## begin INFORMATION PROVIDED
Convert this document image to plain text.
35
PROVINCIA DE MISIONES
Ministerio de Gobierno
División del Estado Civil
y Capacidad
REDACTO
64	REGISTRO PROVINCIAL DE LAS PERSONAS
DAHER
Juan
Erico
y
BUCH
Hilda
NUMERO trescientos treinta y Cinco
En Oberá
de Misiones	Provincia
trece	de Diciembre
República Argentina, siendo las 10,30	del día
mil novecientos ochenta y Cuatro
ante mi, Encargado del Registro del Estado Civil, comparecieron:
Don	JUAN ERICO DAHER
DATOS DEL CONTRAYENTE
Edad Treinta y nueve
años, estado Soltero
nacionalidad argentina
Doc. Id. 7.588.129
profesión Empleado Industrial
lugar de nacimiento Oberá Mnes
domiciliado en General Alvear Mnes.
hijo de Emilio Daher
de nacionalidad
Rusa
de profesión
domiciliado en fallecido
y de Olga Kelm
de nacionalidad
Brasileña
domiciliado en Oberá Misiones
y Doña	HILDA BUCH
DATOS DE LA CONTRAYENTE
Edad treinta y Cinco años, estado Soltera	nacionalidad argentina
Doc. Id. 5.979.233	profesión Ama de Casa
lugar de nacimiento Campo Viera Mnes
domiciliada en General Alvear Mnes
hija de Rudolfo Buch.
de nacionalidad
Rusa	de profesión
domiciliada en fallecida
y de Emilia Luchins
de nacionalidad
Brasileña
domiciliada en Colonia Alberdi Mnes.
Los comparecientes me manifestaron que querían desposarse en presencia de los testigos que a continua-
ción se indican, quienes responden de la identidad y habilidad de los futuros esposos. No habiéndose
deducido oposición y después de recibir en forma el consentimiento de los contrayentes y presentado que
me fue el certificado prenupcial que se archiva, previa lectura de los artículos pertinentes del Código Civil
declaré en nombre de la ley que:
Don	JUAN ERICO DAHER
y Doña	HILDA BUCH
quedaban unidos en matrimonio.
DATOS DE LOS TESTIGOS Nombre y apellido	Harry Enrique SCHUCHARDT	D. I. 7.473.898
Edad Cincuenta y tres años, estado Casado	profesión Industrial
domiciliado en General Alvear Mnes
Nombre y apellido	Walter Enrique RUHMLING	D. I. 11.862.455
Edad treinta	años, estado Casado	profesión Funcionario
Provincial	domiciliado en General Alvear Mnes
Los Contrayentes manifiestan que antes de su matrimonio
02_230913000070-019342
## end INFORMATION PROVIDED
Using the entries above, return each line that includes the word "años".

* **SOLUTION**
años, estado Soltero
Edad treinta y Cinco años, estado Soltera	nacionalidad argentina
Edad Cincuenta y tres años, estado Casado	profesión Industrial
Edad treinta	años, estado Casado	profesión Funcionario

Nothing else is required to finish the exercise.